### List of tasks
A – From the passage on AVF surgery below, list the unusual findings at the surgical site that should make a patient stop the exercise.
B – According to the passage on AVF surgery below, how long is the usual wait for fistula maturation in a clinical setting?
C – Reproduce the passage on AVF surgery below, starting at the words containing "However, there are" and ending with "AVF surgery [6,7].".
[[ Given text, beginning ]]
However, there are still some problems with AVF surgery. The common complications of AVF surgery are as follows: AVF dysfunction, venous thrombosis, edema or ischemia in the fistula-created limb, atherosclerosis, and neuropathy after surgery. Technical difficulty of anastomosis, inappropriate position of the artery or vein, sclerosis of the proximal vein, calcification in the artery and anastomotic failure, and hypotension due to a hypovolemic state could also occur following AVF surgery [6,7].
For avoiding these complications, appropriate vascular maturation time is needed after surgery. In previous studies, different maturation times ranging from 4 to 8 weeks were suggested. However, in a clinical setting, we usually wait for 4 weeks [8]. The patients are asked to perform hand exercises during this period to encourage fistula maturation. Usually, hand-squeezing exercise with a soft ball or a rubber ring is performed [5], and the exercise protocol is according to the Kidney Disease Outcomes Quality Initiative guidelines. It suggests that the patients should perform hand squeezing exercise 2 days after the AVF surgery when edema of the limb has decreased. If there are any unusual findings at the surgical site, such as sustained edema, redness, tenderness, discharge or abscess formation, the patient must stop the exercise and the surgical site should be checked by the surgeon [9,10].
[[ Given text, end ]]
[[ Data to examine, beginning ]]
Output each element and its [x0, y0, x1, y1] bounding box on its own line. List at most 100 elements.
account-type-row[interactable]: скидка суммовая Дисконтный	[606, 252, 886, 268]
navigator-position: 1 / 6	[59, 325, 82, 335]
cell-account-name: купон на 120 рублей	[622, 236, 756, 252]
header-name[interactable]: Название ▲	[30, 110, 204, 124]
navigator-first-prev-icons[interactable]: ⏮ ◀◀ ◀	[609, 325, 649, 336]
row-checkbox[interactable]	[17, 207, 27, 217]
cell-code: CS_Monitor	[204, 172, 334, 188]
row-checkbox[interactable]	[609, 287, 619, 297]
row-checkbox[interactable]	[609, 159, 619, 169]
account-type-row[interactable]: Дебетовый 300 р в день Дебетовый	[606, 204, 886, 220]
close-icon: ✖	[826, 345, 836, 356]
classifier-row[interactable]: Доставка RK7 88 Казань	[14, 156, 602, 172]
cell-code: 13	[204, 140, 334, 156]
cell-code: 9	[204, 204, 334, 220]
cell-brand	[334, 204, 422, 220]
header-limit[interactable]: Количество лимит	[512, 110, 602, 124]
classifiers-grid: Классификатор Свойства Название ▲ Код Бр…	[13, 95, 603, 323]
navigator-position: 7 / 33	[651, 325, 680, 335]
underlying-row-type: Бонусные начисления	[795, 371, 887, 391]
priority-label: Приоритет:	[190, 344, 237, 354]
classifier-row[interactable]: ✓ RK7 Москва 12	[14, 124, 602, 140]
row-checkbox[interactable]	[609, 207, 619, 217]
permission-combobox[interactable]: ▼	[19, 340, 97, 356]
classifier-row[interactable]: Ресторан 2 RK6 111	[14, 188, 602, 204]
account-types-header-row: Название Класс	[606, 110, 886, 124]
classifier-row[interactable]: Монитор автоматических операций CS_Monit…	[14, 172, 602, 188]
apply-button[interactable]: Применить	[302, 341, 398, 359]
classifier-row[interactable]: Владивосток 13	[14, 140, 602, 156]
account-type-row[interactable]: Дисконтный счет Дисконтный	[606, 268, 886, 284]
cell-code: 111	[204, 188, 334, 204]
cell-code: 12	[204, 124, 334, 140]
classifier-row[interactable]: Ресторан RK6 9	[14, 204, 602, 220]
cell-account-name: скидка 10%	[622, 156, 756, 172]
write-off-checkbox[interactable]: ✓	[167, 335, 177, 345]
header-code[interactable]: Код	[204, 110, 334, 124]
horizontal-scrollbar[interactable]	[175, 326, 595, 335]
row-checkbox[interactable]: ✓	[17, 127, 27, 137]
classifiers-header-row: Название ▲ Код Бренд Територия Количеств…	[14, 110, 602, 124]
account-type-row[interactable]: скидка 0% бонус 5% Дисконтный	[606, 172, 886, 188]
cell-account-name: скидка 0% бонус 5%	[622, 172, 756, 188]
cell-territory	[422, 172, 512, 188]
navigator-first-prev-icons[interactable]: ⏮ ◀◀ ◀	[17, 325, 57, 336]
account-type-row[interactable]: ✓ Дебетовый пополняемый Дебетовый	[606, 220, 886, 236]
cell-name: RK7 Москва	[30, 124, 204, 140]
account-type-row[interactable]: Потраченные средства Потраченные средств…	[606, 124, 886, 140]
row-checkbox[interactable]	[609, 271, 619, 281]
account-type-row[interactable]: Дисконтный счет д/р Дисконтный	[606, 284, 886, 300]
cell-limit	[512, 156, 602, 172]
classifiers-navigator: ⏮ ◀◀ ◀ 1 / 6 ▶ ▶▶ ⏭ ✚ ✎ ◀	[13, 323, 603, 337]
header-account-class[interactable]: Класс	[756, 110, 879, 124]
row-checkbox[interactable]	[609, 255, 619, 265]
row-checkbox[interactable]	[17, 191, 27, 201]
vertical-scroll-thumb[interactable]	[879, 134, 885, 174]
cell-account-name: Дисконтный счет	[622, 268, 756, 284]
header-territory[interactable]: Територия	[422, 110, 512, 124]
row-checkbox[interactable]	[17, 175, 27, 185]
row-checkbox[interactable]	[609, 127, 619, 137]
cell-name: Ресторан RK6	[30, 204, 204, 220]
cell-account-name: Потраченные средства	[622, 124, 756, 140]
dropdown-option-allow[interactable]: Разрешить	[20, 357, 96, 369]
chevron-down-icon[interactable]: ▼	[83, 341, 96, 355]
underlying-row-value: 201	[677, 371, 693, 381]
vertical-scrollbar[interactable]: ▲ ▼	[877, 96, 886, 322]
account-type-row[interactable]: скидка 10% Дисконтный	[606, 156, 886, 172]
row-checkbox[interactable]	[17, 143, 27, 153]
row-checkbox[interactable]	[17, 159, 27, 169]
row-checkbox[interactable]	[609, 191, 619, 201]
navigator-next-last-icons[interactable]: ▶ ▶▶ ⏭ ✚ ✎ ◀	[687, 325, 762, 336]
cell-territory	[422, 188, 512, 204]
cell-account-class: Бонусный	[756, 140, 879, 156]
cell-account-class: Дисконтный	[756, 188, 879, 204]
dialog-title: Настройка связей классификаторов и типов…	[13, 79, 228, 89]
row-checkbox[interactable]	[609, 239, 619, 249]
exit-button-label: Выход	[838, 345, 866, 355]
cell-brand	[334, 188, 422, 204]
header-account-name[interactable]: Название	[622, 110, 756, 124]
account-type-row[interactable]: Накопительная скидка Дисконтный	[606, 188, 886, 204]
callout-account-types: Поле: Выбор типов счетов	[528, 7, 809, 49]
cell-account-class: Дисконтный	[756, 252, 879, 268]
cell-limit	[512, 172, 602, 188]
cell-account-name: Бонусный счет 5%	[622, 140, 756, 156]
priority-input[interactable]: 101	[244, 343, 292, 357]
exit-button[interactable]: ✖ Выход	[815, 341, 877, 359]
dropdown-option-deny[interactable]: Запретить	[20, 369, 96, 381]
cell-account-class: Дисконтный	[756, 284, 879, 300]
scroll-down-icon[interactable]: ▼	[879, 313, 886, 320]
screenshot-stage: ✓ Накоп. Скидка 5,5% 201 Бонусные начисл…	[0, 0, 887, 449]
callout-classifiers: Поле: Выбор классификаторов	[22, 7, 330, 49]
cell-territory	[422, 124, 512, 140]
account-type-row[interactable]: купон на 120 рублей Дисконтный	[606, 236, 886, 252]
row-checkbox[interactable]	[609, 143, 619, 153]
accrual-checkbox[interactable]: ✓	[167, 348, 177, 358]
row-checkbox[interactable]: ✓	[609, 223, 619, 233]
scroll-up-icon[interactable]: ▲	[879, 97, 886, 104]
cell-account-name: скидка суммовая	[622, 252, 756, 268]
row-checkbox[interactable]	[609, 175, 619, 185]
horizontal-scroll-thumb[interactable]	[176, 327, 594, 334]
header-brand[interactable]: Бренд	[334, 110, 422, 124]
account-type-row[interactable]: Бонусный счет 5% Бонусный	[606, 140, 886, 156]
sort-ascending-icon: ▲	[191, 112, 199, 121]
[[ Data to examine, end ]]
### Outputs in order
A –
- Sustained edema
- Redness
- Tenderness
- Discharge
- Abscess formation

B – Usually 4 weeks.

C –
However, there are still some problems with AVF surgery. The common complications of AVF surgery are as follows: AVF dysfunction, venous thrombosis, edema or ischemia in the fistula-created limb, atherosclerosis, and neuropathy after surgery. Technical difficulty of anastomosis, inappropriate position of the artery or vein, sclerosis of the proximal vein, calcification in the artery and anastomotic failure, and hypotension due to a hypovolemic state could also occur following AVF surgery [6,7].